**Task directions**. Return the listing below verbatim. Pictures do not belong in the copy.

**Given records**.
::::::::
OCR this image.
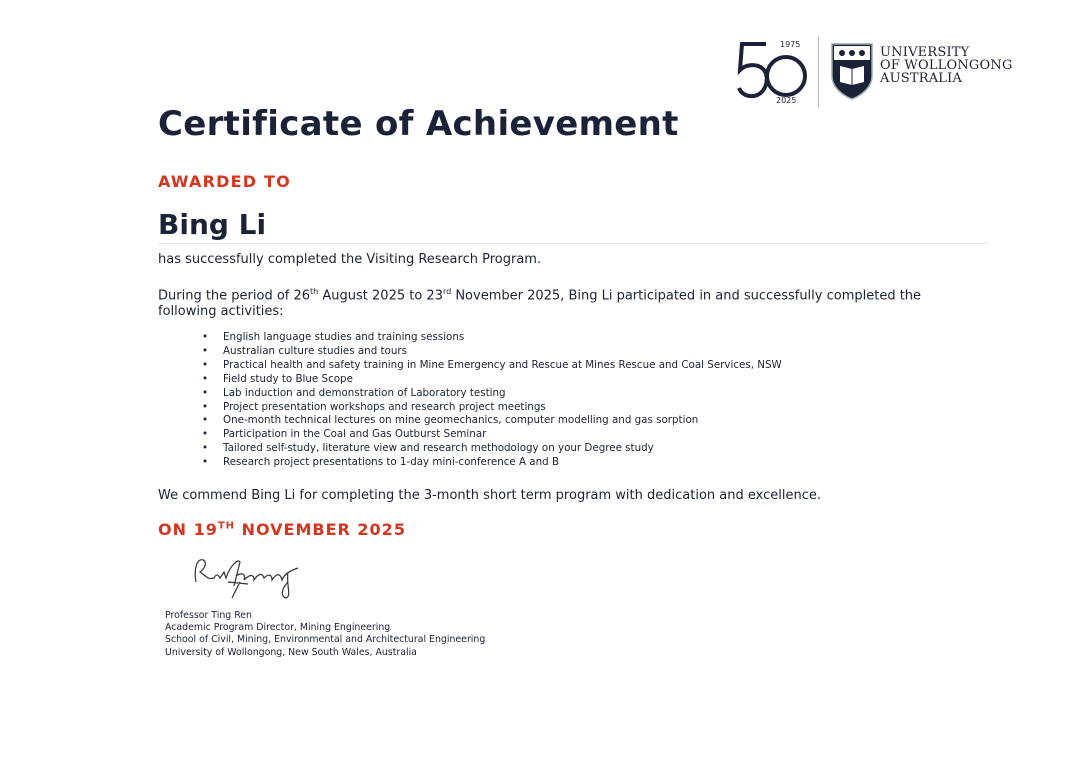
1975
2025
UNIVERSITY
OF WOLLONGONG
AUSTRALIA
Certificate of Achievement
AWARDED TO
Bing Li
has successfully completed the Visiting Research Program.
During the period of 26th August 2025 to 23rd November 2025, Bing Li participated in and successfully completed the following activities:
• English language studies and training sessions
• Australian culture studies and tours
• Practical health and safety training in Mine Emergency and Rescue at Mines Rescue and Coal Services, NSW
• Field study to Blue Scope
• Lab induction and demonstration of Laboratory testing
• Project presentation workshops and research project meetings
• One-month technical lectures on mine geomechanics, computer modelling and gas sorption
• Participation in the Coal and Gas Outburst Seminar
• Tailored self-study, literature view and research methodology on your Degree study
• Research project presentations to 1-day mini-conference A and B
We commend Bing Li for completing the 3-month short term program with dedication and excellence.
ON 19TH NOVEMBER 2025
Professor Ting Ren
Academic Program Director, Mining Engineering
School of Civil, Mining, Environmental and Architectural Engineering
University of Wollongong, New South Wales, Australia
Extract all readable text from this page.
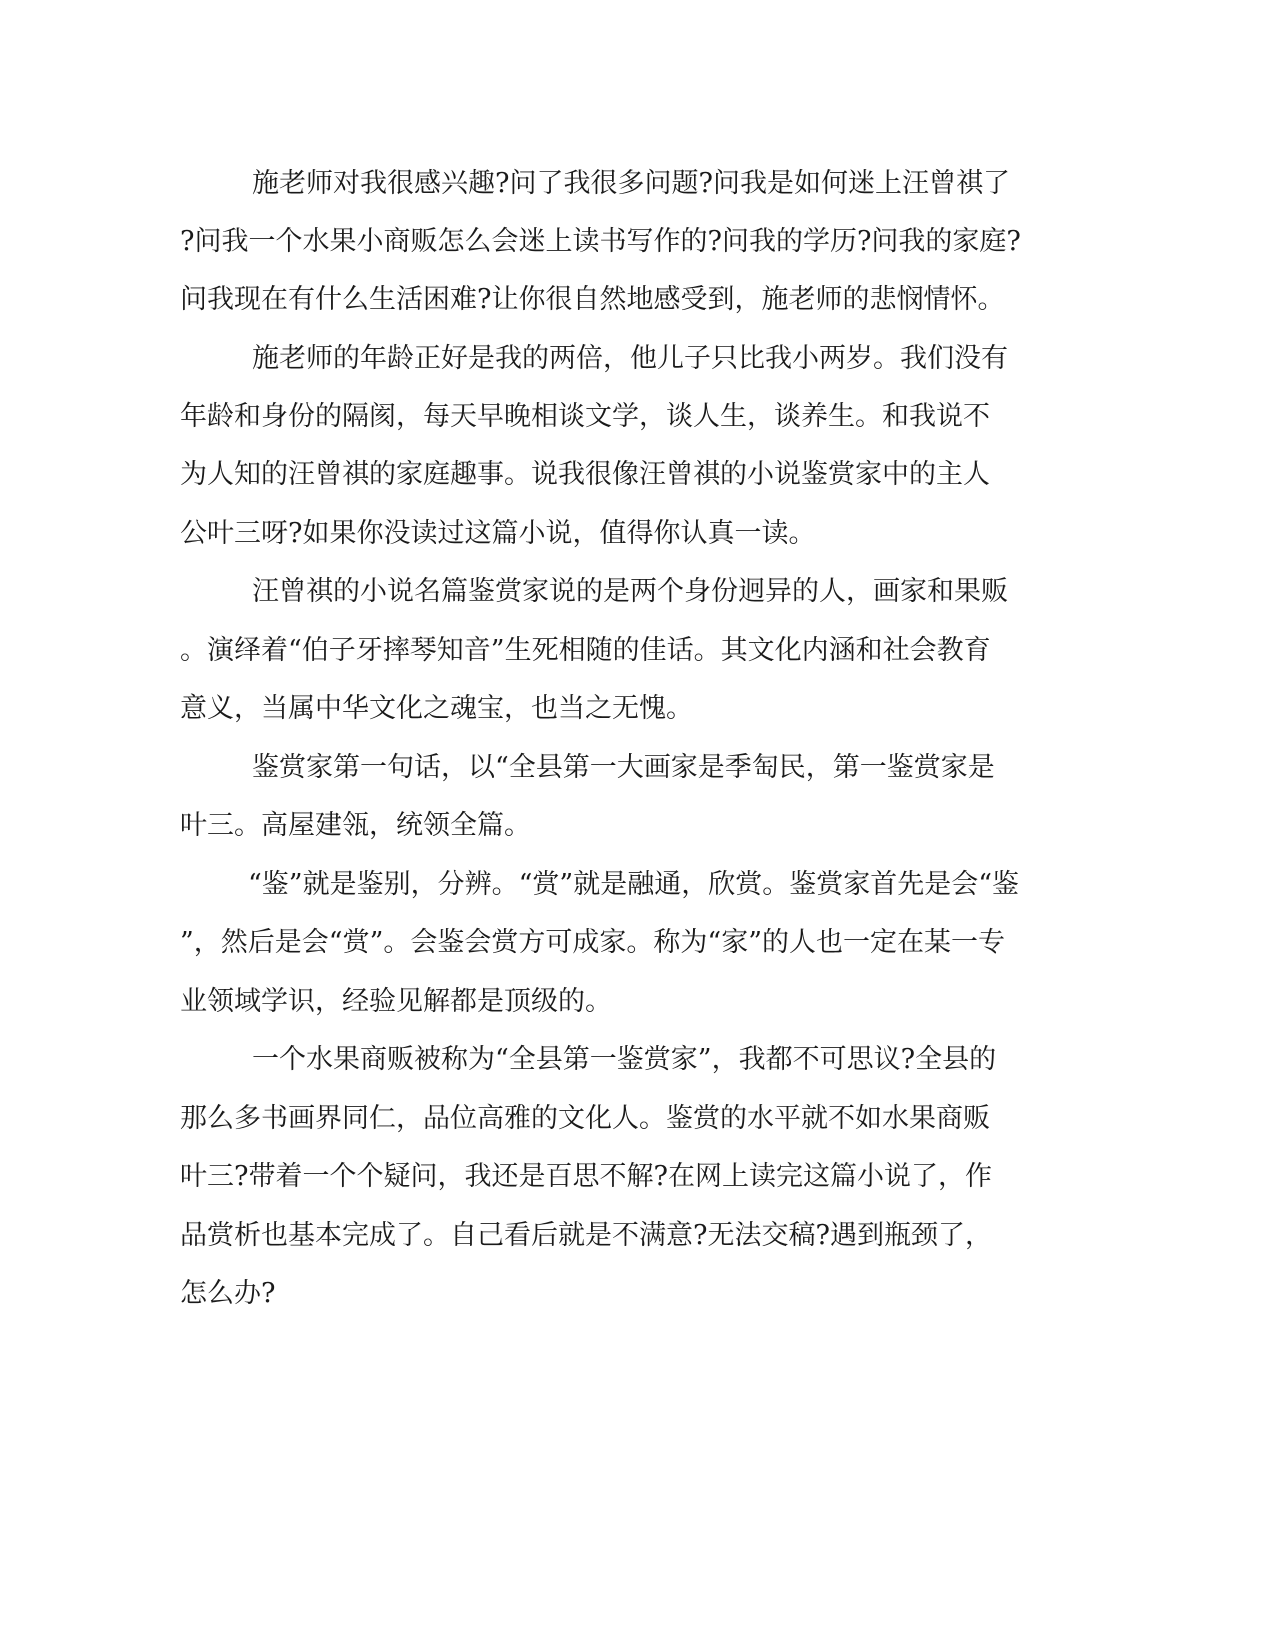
施老师对我很感兴趣?问了我很多问题?问我是如何迷上汪曾祺了
?问我一个水果小商贩怎么会迷上读书写作的?问我的学历?问我的家庭?
问我现在有什么生活困难?让你很自然地感受到，施老师的悲悯情怀。
施老师的年龄正好是我的两倍，他儿子只比我小两岁。我们没有
年龄和身份的隔阂，每天早晚相谈文学，谈人生，谈养生。和我说不
为人知的汪曾祺的家庭趣事。说我很像汪曾祺的小说鉴赏家中的主人
公叶三呀?如果你没读过这篇小说，值得你认真一读。
汪曾祺的小说名篇鉴赏家说的是两个身份迥异的人，画家和果贩
。演绎着“伯子牙摔琴知音”生死相随的佳话。其文化内涵和社会教育
意义，当属中华文化之魂宝，也当之无愧。
鉴赏家第一句话，以“全县第一大画家是季匋民，第一鉴赏家是
叶三。高屋建瓴，统领全篇。
“鉴”就是鉴别，分辨。“赏”就是融通，欣赏。鉴赏家首先是会“鉴
”，然后是会“赏”。会鉴会赏方可成家。称为“家”的人也一定在某一专
业领域学识，经验见解都是顶级的。
一个水果商贩被称为“全县第一鉴赏家”，我都不可思议?全县的
那么多书画界同仁，品位高雅的文化人。鉴赏的水平就不如水果商贩
叶三?带着一个个疑问，我还是百思不解?在网上读完这篇小说了，作
品赏析也基本完成了。自己看后就是不满意?无法交稿?遇到瓶颈了，
怎么办?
::::::::
**Solution for this task**.
OCR this image.
1975
2025
UNIVERSITY
OF WOLLONGONG
AUSTRALIA
Certificate of Achievement
AWARDED TO
Bing Li
has successfully completed the Visiting Research Program.
During the period of 26th August 2025 to 23rd November 2025, Bing Li participated in and successfully completed the following activities:
• English language studies and training sessions
• Australian culture studies and tours
• Practical health and safety training in Mine Emergency and Rescue at Mines Rescue and Coal Services, NSW
• Field study to Blue Scope
• Lab induction and demonstration of Laboratory testing
• Project presentation workshops and research project meetings
• One-month technical lectures on mine geomechanics, computer modelling and gas sorption
• Participation in the Coal and Gas Outburst Seminar
• Tailored self-study, literature view and research methodology on your Degree study
• Research project presentations to 1-day mini-conference A and B
We commend Bing Li for completing the 3-month short term program with dedication and excellence.
ON 19TH NOVEMBER 2025
Professor Ting Ren
Academic Program Director, Mining Engineering
School of Civil, Mining, Environmental and Architectural Engineering
University of Wollongong, New South Wales, Australia
Extract all readable text from this page.
施老师对我很感兴趣?问了我很多问题?问我是如何迷上汪曾祺了
?问我一个水果小商贩怎么会迷上读书写作的?问我的学历?问我的家庭?
问我现在有什么生活困难?让你很自然地感受到，施老师的悲悯情怀。
施老师的年龄正好是我的两倍，他儿子只比我小两岁。我们没有
年龄和身份的隔阂，每天早晚相谈文学，谈人生，谈养生。和我说不
为人知的汪曾祺的家庭趣事。说我很像汪曾祺的小说鉴赏家中的主人
公叶三呀?如果你没读过这篇小说，值得你认真一读。
汪曾祺的小说名篇鉴赏家说的是两个身份迥异的人，画家和果贩
。演绎着“伯子牙摔琴知音”生死相随的佳话。其文化内涵和社会教育
意义，当属中华文化之魂宝，也当之无愧。
鉴赏家第一句话，以“全县第一大画家是季匋民，第一鉴赏家是
叶三。高屋建瓴，统领全篇。
“鉴”就是鉴别，分辨。“赏”就是融通，欣赏。鉴赏家首先是会“鉴
”，然后是会“赏”。会鉴会赏方可成家。称为“家”的人也一定在某一专
业领域学识，经验见解都是顶级的。
一个水果商贩被称为“全县第一鉴赏家”，我都不可思议?全县的
那么多书画界同仁，品位高雅的文化人。鉴赏的水平就不如水果商贩
叶三?带着一个个疑问，我还是百思不解?在网上读完这篇小说了，作
品赏析也基本完成了。自己看后就是不满意?无法交稿?遇到瓶颈了，
怎么办?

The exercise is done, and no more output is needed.